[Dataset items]

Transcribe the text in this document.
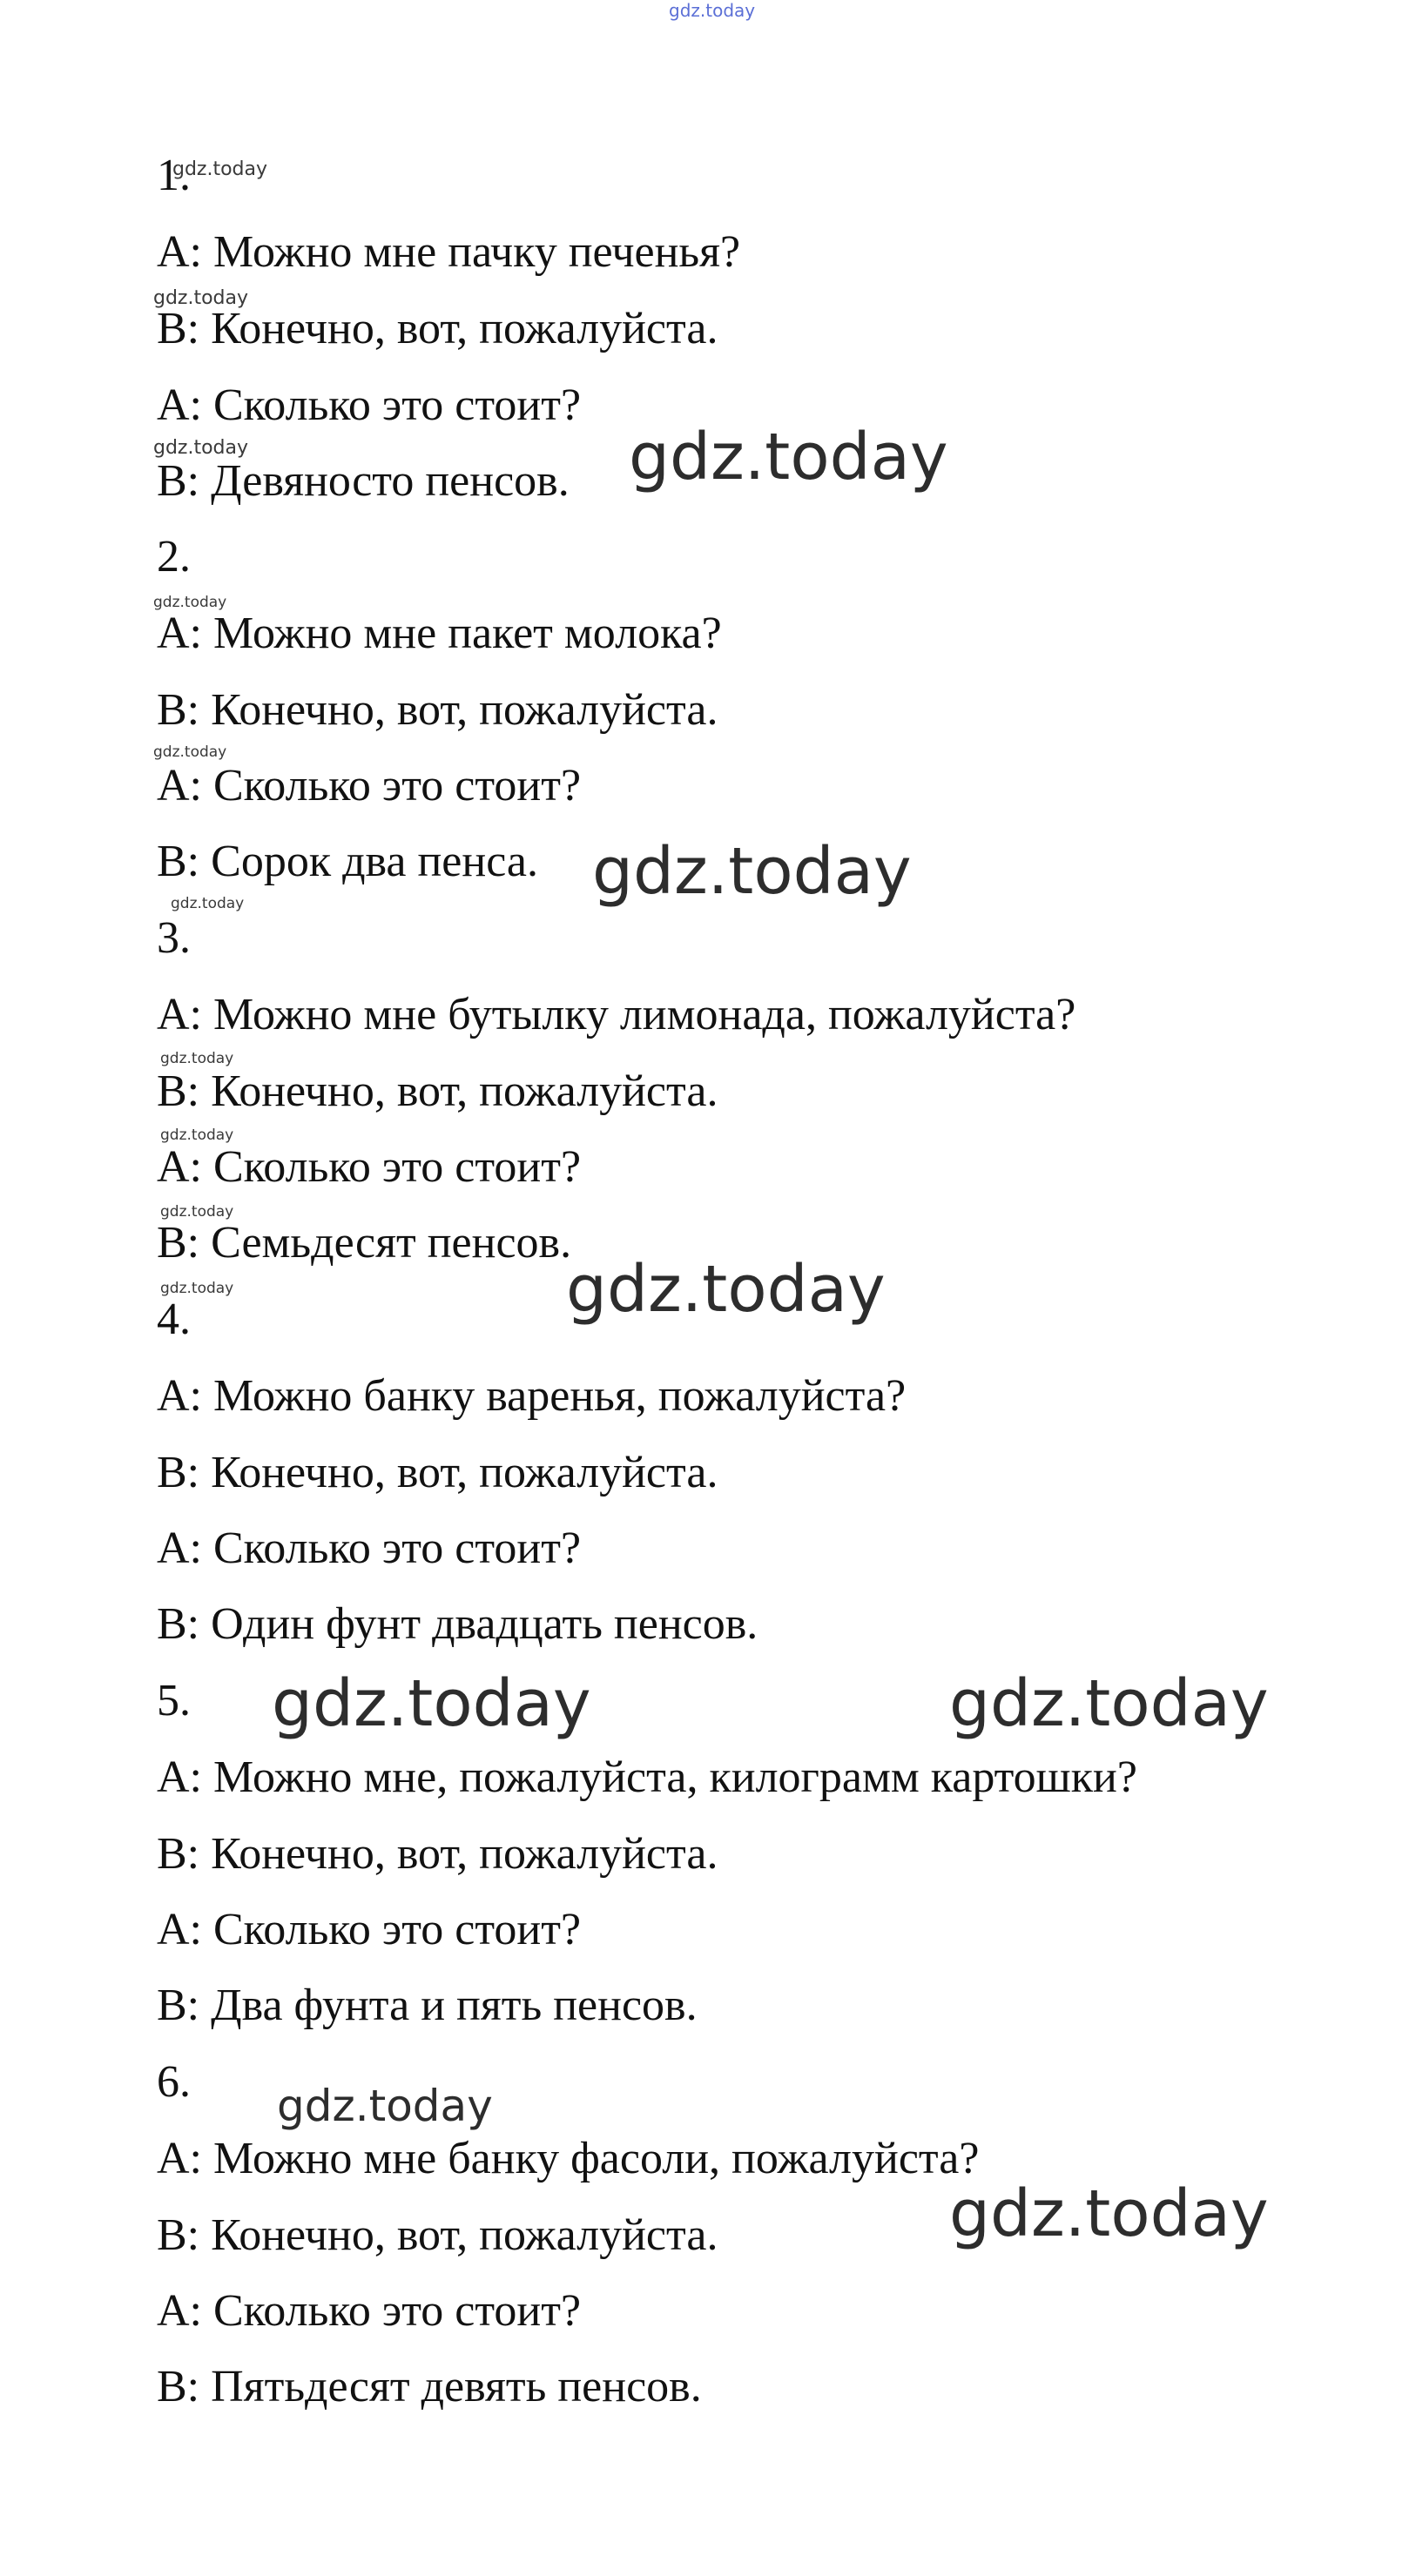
gdz.today
1.
A: Можно мне пачку печенья?
B: Конечно, вот, пожалуйста.
A: Сколько это стоит?
B: Девяносто пенсов.
2.
A: Можно мне пакет молока?
B: Конечно, вот, пожалуйста.
A: Сколько это стоит?
B: Сорок два пенса.
3.
A: Можно мне бутылку лимонада, пожалуйста?
B: Конечно, вот, пожалуйста.
A: Сколько это стоит?
B: Семьдесят пенсов.
4.
A: Можно банку варенья, пожалуйста?
B: Конечно, вот, пожалуйста.
A: Сколько это стоит?
B: Один фунт двадцать пенсов.
5.
A: Можно мне, пожалуйста, килограмм картошки?
B: Конечно, вот, пожалуйста.
A: Сколько это стоит?
B: Два фунта и пять пенсов.
6.
A: Можно мне банку фасоли, пожалуйста?
B: Конечно, вот, пожалуйста.
A: Сколько это стоит?
B: Пятьдесят девять пенсов.
gdz.today
gdz.today
gdz.today
gdz.today
gdz.today
gdz.today
gdz.today
gdz.today
gdz.today
gdz.today
gdz.today
gdz.today
gdz.today
gdz.today	gdz.today
gdz.today
gdz.today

What is required: Reproduce the material word for word. Any pictures should be left out of the copy.

Exercise solution:
Transcribe the text in this document.
gdz.today
1.
A: Можно мне пачку печенья?
B: Конечно, вот, пожалуйста.
A: Сколько это стоит?
B: Девяносто пенсов.
2.
A: Можно мне пакет молока?
B: Конечно, вот, пожалуйста.
A: Сколько это стоит?
B: Сорок два пенса.
3.
A: Можно мне бутылку лимонада, пожалуйста?
B: Конечно, вот, пожалуйста.
A: Сколько это стоит?
B: Семьдесят пенсов.
4.
A: Можно банку варенья, пожалуйста?
B: Конечно, вот, пожалуйста.
A: Сколько это стоит?
B: Один фунт двадцать пенсов.
5.
A: Можно мне, пожалуйста, килограмм картошки?
B: Конечно, вот, пожалуйста.
A: Сколько это стоит?
B: Два фунта и пять пенсов.
6.
A: Можно мне банку фасоли, пожалуйста?
B: Конечно, вот, пожалуйста.
A: Сколько это стоит?
B: Пятьдесят девять пенсов.
gdz.today
gdz.today
gdz.today
gdz.today
gdz.today
gdz.today
gdz.today
gdz.today
gdz.today
gdz.today
gdz.today
gdz.today
gdz.today
gdz.today	gdz.today
gdz.today
gdz.today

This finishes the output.